▸ Task prompt
Read through the data and report every line in which the word "darajasini" occurs.

▸ Dataset excerpts
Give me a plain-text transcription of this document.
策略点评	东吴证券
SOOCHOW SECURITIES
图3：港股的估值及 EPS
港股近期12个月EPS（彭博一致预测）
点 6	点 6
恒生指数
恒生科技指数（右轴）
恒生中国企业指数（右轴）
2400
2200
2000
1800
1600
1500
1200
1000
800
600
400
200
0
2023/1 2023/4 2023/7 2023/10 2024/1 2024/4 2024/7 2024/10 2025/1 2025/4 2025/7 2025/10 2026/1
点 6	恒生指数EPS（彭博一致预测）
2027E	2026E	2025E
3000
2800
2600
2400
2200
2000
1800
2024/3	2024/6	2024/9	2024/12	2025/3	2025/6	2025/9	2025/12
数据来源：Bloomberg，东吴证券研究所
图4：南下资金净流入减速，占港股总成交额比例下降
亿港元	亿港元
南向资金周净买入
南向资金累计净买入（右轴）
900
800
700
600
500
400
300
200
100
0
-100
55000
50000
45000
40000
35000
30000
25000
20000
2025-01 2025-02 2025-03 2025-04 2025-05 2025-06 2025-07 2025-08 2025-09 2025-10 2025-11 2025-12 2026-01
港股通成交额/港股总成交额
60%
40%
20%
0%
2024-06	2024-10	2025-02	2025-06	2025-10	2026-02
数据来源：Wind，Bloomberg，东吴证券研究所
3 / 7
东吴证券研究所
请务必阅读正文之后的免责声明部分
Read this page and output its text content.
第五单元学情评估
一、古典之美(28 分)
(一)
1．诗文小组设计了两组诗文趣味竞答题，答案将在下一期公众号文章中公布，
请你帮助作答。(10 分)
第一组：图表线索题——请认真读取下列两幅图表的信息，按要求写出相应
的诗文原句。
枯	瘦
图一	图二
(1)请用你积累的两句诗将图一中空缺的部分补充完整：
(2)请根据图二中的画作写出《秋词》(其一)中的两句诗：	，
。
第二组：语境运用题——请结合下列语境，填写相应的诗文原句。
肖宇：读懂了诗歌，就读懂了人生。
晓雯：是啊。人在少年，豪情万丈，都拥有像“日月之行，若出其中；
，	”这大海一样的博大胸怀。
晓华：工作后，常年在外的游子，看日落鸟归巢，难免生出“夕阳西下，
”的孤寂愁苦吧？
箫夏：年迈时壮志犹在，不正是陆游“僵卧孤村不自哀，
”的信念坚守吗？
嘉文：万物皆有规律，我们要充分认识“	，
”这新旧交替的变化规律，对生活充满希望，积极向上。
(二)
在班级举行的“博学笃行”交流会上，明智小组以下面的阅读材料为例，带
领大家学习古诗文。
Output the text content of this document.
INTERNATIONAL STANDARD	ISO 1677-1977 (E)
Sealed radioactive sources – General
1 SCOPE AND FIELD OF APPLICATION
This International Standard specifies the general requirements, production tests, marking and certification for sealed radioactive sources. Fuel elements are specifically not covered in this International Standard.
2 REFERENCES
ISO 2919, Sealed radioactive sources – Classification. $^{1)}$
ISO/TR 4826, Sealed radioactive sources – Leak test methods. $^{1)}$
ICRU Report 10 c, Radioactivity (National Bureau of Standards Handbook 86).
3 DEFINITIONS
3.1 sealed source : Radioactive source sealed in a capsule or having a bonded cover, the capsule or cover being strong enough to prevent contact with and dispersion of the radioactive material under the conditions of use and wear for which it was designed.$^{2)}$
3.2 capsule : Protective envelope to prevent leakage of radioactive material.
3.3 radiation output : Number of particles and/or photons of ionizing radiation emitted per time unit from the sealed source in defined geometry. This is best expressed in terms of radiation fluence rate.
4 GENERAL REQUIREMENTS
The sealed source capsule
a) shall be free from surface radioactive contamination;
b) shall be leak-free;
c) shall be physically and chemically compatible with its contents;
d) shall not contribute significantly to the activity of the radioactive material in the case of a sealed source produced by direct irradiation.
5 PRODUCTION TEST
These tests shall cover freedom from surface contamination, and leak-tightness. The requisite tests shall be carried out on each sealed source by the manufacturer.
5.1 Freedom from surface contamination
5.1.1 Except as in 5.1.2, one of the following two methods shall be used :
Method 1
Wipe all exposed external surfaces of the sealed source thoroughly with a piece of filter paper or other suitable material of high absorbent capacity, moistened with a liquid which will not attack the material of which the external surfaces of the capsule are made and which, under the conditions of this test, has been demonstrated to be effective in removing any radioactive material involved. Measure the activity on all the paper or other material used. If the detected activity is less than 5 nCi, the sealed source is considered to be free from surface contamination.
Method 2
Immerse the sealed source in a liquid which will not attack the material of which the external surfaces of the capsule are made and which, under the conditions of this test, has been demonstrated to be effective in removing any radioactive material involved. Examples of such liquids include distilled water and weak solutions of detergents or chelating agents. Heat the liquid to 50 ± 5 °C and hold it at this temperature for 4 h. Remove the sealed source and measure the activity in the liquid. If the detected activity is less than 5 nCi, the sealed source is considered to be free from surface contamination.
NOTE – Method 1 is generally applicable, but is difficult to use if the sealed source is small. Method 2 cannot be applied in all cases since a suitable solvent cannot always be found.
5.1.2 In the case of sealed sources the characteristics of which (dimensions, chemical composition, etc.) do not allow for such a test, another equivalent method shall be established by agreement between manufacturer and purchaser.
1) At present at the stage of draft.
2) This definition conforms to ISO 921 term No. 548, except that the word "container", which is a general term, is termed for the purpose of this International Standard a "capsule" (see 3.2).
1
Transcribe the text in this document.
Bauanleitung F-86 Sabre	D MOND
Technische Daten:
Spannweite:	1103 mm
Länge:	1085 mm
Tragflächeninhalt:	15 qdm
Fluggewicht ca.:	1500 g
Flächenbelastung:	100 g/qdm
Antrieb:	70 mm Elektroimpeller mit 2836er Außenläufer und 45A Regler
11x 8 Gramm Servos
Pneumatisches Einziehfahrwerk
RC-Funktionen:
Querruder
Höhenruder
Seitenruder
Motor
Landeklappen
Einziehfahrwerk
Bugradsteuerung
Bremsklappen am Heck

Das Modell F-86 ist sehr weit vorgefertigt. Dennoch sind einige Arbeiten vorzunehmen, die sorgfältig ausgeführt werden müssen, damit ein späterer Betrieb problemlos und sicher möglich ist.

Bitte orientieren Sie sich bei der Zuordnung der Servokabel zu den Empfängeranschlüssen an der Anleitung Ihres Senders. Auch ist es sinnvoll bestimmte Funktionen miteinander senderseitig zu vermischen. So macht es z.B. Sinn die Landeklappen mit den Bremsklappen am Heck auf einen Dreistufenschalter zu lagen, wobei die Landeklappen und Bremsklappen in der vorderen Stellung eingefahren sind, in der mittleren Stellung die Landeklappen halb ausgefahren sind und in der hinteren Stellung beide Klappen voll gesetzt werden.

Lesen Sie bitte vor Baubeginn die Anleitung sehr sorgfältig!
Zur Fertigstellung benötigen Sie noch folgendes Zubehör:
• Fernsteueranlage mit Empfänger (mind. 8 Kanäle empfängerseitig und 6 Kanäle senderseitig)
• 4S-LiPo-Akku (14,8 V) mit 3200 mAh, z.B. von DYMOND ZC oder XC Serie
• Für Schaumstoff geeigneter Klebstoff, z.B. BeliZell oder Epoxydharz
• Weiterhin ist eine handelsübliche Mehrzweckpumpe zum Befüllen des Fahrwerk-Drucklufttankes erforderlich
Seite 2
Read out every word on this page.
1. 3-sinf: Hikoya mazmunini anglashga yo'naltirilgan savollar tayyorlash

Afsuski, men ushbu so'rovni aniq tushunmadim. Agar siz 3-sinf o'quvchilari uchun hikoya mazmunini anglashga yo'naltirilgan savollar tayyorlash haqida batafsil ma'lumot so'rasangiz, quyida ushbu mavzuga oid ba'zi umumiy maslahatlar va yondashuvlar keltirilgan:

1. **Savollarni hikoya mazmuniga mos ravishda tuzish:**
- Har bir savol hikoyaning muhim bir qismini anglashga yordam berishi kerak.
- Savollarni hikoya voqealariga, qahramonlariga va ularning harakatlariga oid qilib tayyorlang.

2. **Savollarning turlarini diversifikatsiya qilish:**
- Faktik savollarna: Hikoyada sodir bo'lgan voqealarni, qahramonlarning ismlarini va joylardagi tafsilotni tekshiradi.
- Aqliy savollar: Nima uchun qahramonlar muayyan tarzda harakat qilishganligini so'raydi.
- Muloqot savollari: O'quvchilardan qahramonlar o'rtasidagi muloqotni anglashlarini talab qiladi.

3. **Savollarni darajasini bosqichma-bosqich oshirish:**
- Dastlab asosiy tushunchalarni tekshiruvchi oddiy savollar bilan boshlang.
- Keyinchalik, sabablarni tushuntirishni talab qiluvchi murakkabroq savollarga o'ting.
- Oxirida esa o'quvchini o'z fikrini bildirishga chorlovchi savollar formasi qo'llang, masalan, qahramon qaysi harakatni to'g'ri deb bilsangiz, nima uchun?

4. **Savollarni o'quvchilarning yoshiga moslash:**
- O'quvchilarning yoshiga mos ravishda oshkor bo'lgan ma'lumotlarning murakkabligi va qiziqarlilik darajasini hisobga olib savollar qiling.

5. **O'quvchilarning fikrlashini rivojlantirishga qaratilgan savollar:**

▸ Exercise response
3. **Savollarni darajasini bosqichma-bosqich oshirish:**
- O'quvchilarning yoshiga mos ravishda oshkor bo'lgan ma'lumotlarning murakkabligi va qiziqarlilik darajasini hisobga olib savollar qiling.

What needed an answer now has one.